Records for the task:
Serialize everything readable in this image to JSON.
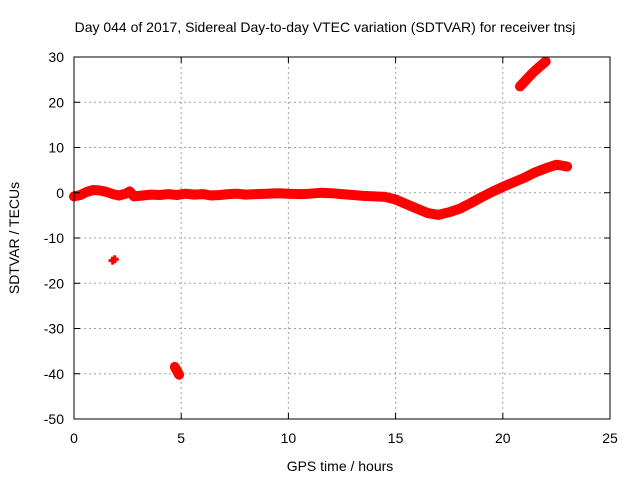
{
  "chart_data": {
    "type": "scatter",
    "title": "Day 044 of 2017, Sidereal Day-to-day VTEC variation (SDTVAR) for receiver tnsj",
    "xlabel": "GPS time / hours",
    "ylabel": "SDTVAR / TECUs",
    "xlim": [
      0,
      25
    ],
    "ylim": [
      -50,
      30
    ],
    "xticks": [
      0,
      5,
      10,
      15,
      20,
      25
    ],
    "yticks": [
      -50,
      -40,
      -30,
      -20,
      -10,
      0,
      10,
      20,
      30
    ],
    "grid": true,
    "color": "#ff0000",
    "series": [
      {
        "name": "main trace",
        "points": [
          [
            0.0,
            -0.8
          ],
          [
            0.3,
            -0.5
          ],
          [
            0.6,
            0.2
          ],
          [
            0.9,
            0.6
          ],
          [
            1.2,
            0.5
          ],
          [
            1.5,
            0.2
          ],
          [
            1.8,
            -0.3
          ],
          [
            2.1,
            -0.6
          ],
          [
            2.4,
            -0.2
          ],
          [
            2.6,
            0.3
          ],
          [
            2.8,
            -0.8
          ],
          [
            3.2,
            -0.6
          ],
          [
            3.6,
            -0.4
          ],
          [
            4.0,
            -0.5
          ],
          [
            4.4,
            -0.3
          ],
          [
            4.8,
            -0.5
          ],
          [
            5.2,
            -0.2
          ],
          [
            5.6,
            -0.4
          ],
          [
            6.0,
            -0.3
          ],
          [
            6.4,
            -0.6
          ],
          [
            6.8,
            -0.5
          ],
          [
            7.2,
            -0.3
          ],
          [
            7.6,
            -0.2
          ],
          [
            8.0,
            -0.4
          ],
          [
            8.5,
            -0.3
          ],
          [
            9.0,
            -0.2
          ],
          [
            9.5,
            -0.1
          ],
          [
            10.0,
            -0.2
          ],
          [
            10.5,
            -0.3
          ],
          [
            11.0,
            -0.2
          ],
          [
            11.5,
            0.0
          ],
          [
            12.0,
            -0.1
          ],
          [
            12.5,
            -0.3
          ],
          [
            13.0,
            -0.5
          ],
          [
            13.5,
            -0.7
          ],
          [
            14.0,
            -0.8
          ],
          [
            14.5,
            -0.9
          ],
          [
            15.0,
            -1.5
          ],
          [
            15.5,
            -2.5
          ],
          [
            16.0,
            -3.5
          ],
          [
            16.5,
            -4.5
          ],
          [
            17.0,
            -4.9
          ],
          [
            17.5,
            -4.3
          ],
          [
            18.0,
            -3.5
          ],
          [
            18.5,
            -2.3
          ],
          [
            19.0,
            -1.0
          ],
          [
            19.5,
            0.2
          ],
          [
            20.0,
            1.3
          ],
          [
            20.5,
            2.3
          ],
          [
            21.0,
            3.3
          ],
          [
            21.5,
            4.5
          ],
          [
            22.0,
            5.4
          ],
          [
            22.5,
            6.2
          ],
          [
            23.0,
            5.8
          ]
        ]
      },
      {
        "name": "upper arc",
        "points": [
          [
            20.8,
            23.5
          ],
          [
            21.1,
            25.0
          ],
          [
            21.4,
            26.5
          ],
          [
            21.7,
            27.8
          ],
          [
            22.0,
            29.0
          ]
        ]
      },
      {
        "name": "isolated points",
        "points": [
          [
            1.8,
            -15.0
          ],
          [
            1.9,
            -14.7
          ]
        ]
      },
      {
        "name": "lower points",
        "points": [
          [
            4.7,
            -38.5
          ],
          [
            4.8,
            -39.3
          ],
          [
            4.9,
            -40.2
          ]
        ]
      }
    ]
  }
}
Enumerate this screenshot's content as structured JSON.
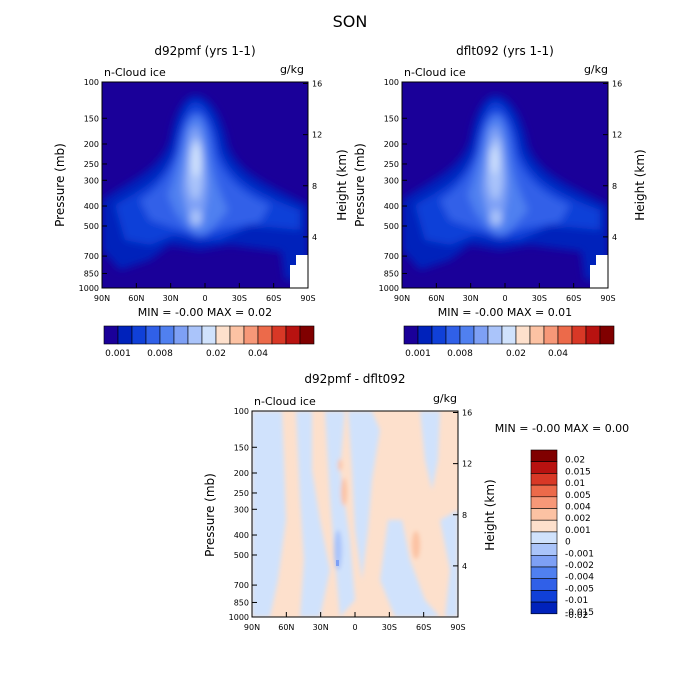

Task to complete: Go through the preceding material and copy each line that has the word "JSON".

Result of the exercise:
Serialize everything readable in this image to JSON.
Enumerate this screenshot's content as structured JSON.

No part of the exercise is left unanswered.